WHAT IS NEEDED: Transcribe every entry word for word, leaving out all images.

Dataset items:
-- start --

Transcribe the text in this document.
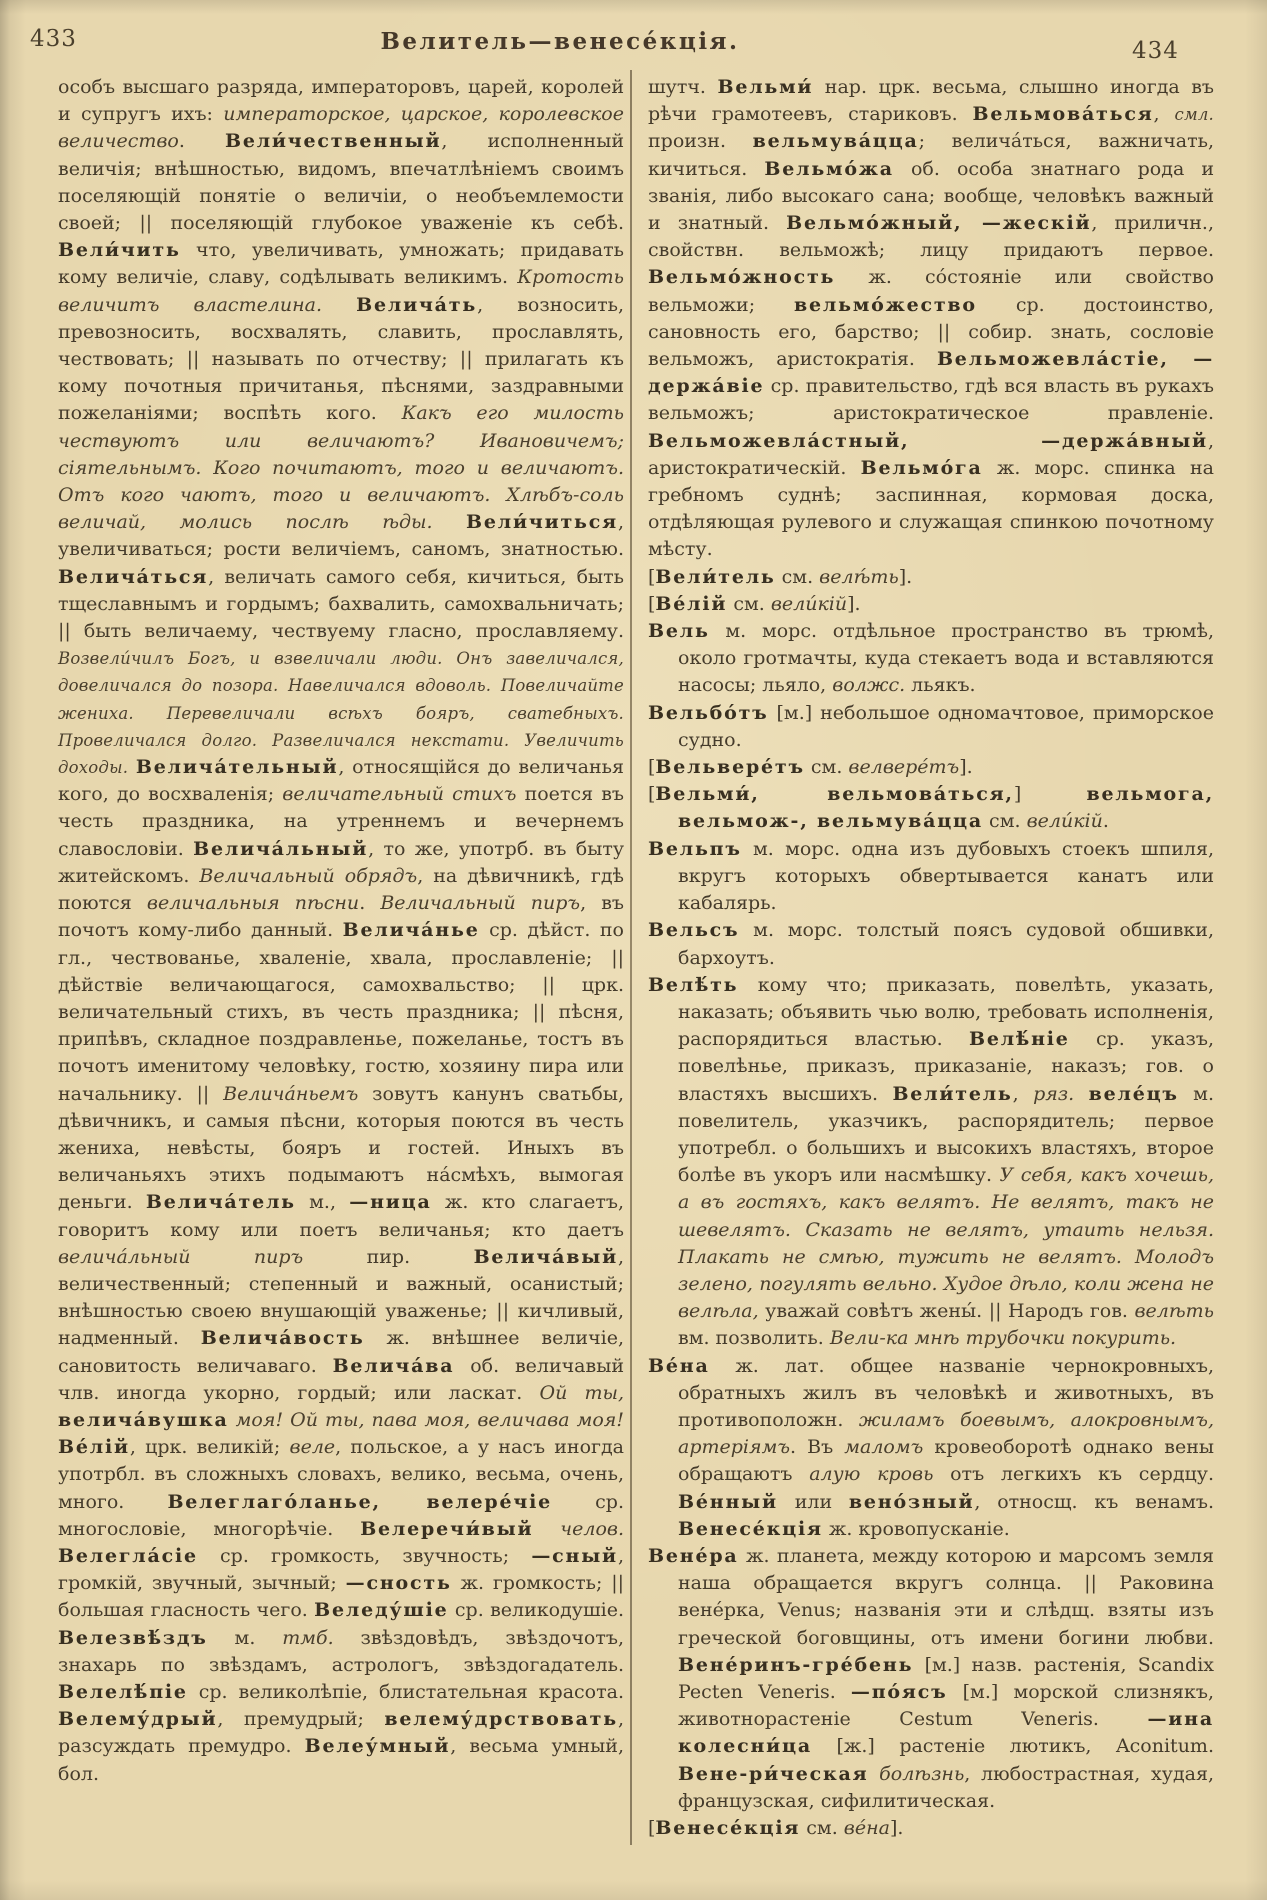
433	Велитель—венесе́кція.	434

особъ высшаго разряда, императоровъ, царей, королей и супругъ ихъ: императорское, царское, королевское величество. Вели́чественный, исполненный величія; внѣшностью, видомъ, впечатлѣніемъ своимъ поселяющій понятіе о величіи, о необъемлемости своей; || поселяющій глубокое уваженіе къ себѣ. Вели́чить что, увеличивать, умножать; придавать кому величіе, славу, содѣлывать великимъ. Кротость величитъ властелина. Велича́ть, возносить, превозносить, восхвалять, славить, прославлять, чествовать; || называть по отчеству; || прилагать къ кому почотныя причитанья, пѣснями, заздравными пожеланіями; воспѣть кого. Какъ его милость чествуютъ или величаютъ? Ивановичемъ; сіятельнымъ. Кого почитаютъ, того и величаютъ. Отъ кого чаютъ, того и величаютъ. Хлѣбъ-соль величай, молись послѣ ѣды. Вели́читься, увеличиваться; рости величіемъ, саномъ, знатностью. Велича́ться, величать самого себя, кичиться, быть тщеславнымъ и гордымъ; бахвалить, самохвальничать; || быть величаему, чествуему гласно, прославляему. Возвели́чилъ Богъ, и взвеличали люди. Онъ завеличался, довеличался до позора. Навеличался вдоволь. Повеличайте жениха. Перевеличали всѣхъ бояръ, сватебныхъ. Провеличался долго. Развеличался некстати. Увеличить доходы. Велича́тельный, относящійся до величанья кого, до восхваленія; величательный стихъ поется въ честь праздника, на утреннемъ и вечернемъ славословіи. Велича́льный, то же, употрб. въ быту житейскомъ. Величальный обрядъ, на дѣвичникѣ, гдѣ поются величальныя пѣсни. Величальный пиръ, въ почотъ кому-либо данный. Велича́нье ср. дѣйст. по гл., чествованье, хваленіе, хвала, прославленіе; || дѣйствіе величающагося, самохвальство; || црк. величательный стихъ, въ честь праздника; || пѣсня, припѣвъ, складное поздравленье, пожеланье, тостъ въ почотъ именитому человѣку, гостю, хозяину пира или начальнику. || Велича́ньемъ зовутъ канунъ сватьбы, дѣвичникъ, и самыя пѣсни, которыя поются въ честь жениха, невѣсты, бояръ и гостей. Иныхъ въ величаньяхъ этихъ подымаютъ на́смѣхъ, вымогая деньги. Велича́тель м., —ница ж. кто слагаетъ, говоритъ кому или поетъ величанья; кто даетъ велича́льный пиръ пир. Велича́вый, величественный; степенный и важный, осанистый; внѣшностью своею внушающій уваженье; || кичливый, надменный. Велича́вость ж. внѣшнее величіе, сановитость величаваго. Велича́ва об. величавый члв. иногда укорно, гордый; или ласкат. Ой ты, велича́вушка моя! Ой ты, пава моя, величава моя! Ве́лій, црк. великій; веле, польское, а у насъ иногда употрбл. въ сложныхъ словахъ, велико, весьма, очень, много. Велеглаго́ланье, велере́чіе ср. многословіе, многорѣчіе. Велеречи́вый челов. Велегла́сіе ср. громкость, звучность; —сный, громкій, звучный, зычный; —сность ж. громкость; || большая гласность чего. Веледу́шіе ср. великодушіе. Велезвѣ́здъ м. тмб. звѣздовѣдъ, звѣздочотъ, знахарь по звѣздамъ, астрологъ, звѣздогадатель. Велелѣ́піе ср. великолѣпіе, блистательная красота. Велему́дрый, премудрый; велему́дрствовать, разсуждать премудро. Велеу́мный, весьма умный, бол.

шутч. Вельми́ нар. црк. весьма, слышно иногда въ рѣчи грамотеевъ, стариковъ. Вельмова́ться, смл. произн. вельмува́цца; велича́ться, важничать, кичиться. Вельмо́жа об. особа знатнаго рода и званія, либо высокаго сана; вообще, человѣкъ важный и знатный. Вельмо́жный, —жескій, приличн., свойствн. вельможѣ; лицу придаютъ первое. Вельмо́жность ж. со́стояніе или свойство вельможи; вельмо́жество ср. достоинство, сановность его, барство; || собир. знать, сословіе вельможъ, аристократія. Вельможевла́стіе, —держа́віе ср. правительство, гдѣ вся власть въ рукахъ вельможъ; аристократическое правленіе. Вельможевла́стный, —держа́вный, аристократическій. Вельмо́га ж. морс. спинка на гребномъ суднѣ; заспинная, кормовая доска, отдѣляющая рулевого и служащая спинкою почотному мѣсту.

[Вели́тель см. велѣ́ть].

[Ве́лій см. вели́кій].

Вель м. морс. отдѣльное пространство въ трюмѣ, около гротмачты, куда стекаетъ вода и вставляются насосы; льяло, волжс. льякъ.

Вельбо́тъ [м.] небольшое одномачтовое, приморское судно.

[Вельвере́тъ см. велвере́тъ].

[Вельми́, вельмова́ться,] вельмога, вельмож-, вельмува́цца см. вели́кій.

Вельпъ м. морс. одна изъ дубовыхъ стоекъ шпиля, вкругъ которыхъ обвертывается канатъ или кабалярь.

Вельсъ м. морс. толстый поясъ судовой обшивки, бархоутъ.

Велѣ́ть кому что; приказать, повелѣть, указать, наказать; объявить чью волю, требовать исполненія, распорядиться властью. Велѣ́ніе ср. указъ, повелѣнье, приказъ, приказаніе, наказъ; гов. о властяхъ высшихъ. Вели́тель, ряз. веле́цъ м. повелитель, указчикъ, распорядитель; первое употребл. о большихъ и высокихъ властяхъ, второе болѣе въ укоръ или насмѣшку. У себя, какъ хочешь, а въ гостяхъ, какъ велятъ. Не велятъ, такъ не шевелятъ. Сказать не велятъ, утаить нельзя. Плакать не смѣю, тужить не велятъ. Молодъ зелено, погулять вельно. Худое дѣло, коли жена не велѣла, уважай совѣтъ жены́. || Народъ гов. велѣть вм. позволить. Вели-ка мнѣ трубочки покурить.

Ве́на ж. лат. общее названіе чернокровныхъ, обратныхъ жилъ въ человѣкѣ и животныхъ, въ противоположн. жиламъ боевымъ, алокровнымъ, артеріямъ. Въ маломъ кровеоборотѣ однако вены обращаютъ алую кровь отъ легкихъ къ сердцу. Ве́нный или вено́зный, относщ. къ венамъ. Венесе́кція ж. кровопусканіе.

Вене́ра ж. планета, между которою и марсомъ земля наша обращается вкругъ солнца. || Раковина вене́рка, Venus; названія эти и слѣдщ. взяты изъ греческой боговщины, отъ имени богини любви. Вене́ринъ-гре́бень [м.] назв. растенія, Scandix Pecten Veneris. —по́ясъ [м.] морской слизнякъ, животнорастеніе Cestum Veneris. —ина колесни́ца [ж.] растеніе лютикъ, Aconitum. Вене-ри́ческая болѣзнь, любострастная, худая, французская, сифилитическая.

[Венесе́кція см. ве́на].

-- end --

SOLUTION TO THIS EXERCISE:
Transcribe the text in this document.
433	Велитель—венесе́кція.	434

особъ высшаго разряда, императоровъ, царей, королей и супругъ ихъ: императорское, царское, королевское величество. Вели́чественный, исполненный величія; внѣшностью, видомъ, впечатлѣніемъ своимъ поселяющій понятіе о величіи, о необъемлемости своей; || поселяющій глубокое уваженіе къ себѣ. Вели́чить что, увеличивать, умножать; придавать кому величіе, славу, содѣлывать великимъ. Кротость величитъ властелина. Велича́ть, возносить, превозносить, восхвалять, славить, прославлять, чествовать; || называть по отчеству; || прилагать къ кому почотныя причитанья, пѣснями, заздравными пожеланіями; воспѣть кого. Какъ его милость чествуютъ или величаютъ? Ивановичемъ; сіятельнымъ. Кого почитаютъ, того и величаютъ. Отъ кого чаютъ, того и величаютъ. Хлѣбъ-соль величай, молись послѣ ѣды. Вели́читься, увеличиваться; рости величіемъ, саномъ, знатностью. Велича́ться, величать самого себя, кичиться, быть тщеславнымъ и гордымъ; бахвалить, самохвальничать; || быть величаему, чествуему гласно, прославляему. Возвели́чилъ Богъ, и взвеличали люди. Онъ завеличался, довеличался до позора. Навеличался вдоволь. Повеличайте жениха. Перевеличали всѣхъ бояръ, сватебныхъ. Провеличался долго. Развеличался некстати. Увеличить доходы. Велича́тельный, относящійся до величанья кого, до восхваленія; величательный стихъ поется въ честь праздника, на утреннемъ и вечернемъ славословіи. Велича́льный, то же, употрб. въ быту житейскомъ. Величальный обрядъ, на дѣвичникѣ, гдѣ поются величальныя пѣсни. Величальный пиръ, въ почотъ кому-либо данный. Велича́нье ср. дѣйст. по гл., чествованье, хваленіе, хвала, прославленіе; || дѣйствіе величающагося, самохвальство; || црк. величательный стихъ, въ честь праздника; || пѣсня, припѣвъ, складное поздравленье, пожеланье, тостъ въ почотъ именитому человѣку, гостю, хозяину пира или начальнику. || Велича́ньемъ зовутъ канунъ сватьбы, дѣвичникъ, и самыя пѣсни, которыя поются въ честь жениха, невѣсты, бояръ и гостей. Иныхъ въ величаньяхъ этихъ подымаютъ на́смѣхъ, вымогая деньги. Велича́тель м., —ница ж. кто слагаетъ, говоритъ кому или поетъ величанья; кто даетъ велича́льный пиръ пир. Велича́вый, величественный; степенный и важный, осанистый; внѣшностью своею внушающій уваженье; || кичливый, надменный. Велича́вость ж. внѣшнее величіе, сановитость величаваго. Велича́ва об. величавый члв. иногда укорно, гордый; или ласкат. Ой ты, велича́вушка моя! Ой ты, пава моя, величава моя! Ве́лій, црк. великій; веле, польское, а у насъ иногда употрбл. въ сложныхъ словахъ, велико, весьма, очень, много. Велеглаго́ланье, велере́чіе ср. многословіе, многорѣчіе. Велеречи́вый челов. Велегла́сіе ср. громкость, звучность; —сный, громкій, звучный, зычный; —сность ж. громкость; || большая гласность чего. Веледу́шіе ср. великодушіе. Велезвѣ́здъ м. тмб. звѣздовѣдъ, звѣздочотъ, знахарь по звѣздамъ, астрологъ, звѣздогадатель. Велелѣ́піе ср. великолѣпіе, блистательная красота. Велему́дрый, премудрый; велему́дрствовать, разсуждать премудро. Велеу́мный, весьма умный, бол.

шутч. Вельми́ нар. црк. весьма, слышно иногда въ рѣчи грамотеевъ, стариковъ. Вельмова́ться, смл. произн. вельмува́цца; велича́ться, важничать, кичиться. Вельмо́жа об. особа знатнаго рода и званія, либо высокаго сана; вообще, человѣкъ важный и знатный. Вельмо́жный, —жескій, приличн., свойствн. вельможѣ; лицу придаютъ первое. Вельмо́жность ж. со́стояніе или свойство вельможи; вельмо́жество ср. достоинство, сановность его, барство; || собир. знать, сословіе вельможъ, аристократія. Вельможевла́стіе, —держа́віе ср. правительство, гдѣ вся власть въ рукахъ вельможъ; аристократическое правленіе. Вельможевла́стный, —держа́вный, аристократическій. Вельмо́га ж. морс. спинка на гребномъ суднѣ; заспинная, кормовая доска, отдѣляющая рулевого и служащая спинкою почотному мѣсту.

[Вели́тель см. велѣ́ть].

[Ве́лій см. вели́кій].

Вель м. морс. отдѣльное пространство въ трюмѣ, около гротмачты, куда стекаетъ вода и вставляются насосы; льяло, волжс. льякъ.

Вельбо́тъ [м.] небольшое одномачтовое, приморское судно.

[Вельвере́тъ см. велвере́тъ].

[Вельми́, вельмова́ться,] вельмога, вельмож-, вельмува́цца см. вели́кій.

Вельпъ м. морс. одна изъ дубовыхъ стоекъ шпиля, вкругъ которыхъ обвертывается канатъ или кабалярь.

Вельсъ м. морс. толстый поясъ судовой обшивки, бархоутъ.

Велѣ́ть кому что; приказать, повелѣть, указать, наказать; объявить чью волю, требовать исполненія, распорядиться властью. Велѣ́ніе ср. указъ, повелѣнье, приказъ, приказаніе, наказъ; гов. о властяхъ высшихъ. Вели́тель, ряз. веле́цъ м. повелитель, указчикъ, распорядитель; первое употребл. о большихъ и высокихъ властяхъ, второе болѣе въ укоръ или насмѣшку. У себя, какъ хочешь, а въ гостяхъ, какъ велятъ. Не велятъ, такъ не шевелятъ. Сказать не велятъ, утаить нельзя. Плакать не смѣю, тужить не велятъ. Молодъ зелено, погулять вельно. Худое дѣло, коли жена не велѣла, уважай совѣтъ жены́. || Народъ гов. велѣть вм. позволить. Вели-ка мнѣ трубочки покурить.

Ве́на ж. лат. общее названіе чернокровныхъ, обратныхъ жилъ въ человѣкѣ и животныхъ, въ противоположн. жиламъ боевымъ, алокровнымъ, артеріямъ. Въ маломъ кровеоборотѣ однако вены обращаютъ алую кровь отъ легкихъ къ сердцу. Ве́нный или вено́зный, относщ. къ венамъ. Венесе́кція ж. кровопусканіе.

Вене́ра ж. планета, между которою и марсомъ земля наша обращается вкругъ солнца. || Раковина вене́рка, Venus; названія эти и слѣдщ. взяты изъ греческой боговщины, отъ имени богини любви. Вене́ринъ-гре́бень [м.] назв. растенія, Scandix Pecten Veneris. —по́ясъ [м.] морской слизнякъ, животнорастеніе Cestum Veneris. —ина колесни́ца [ж.] растеніе лютикъ, Aconitum. Вене-ри́ческая болѣзнь, любострастная, худая, французская, сифилитическая.

[Венесе́кція см. ве́на].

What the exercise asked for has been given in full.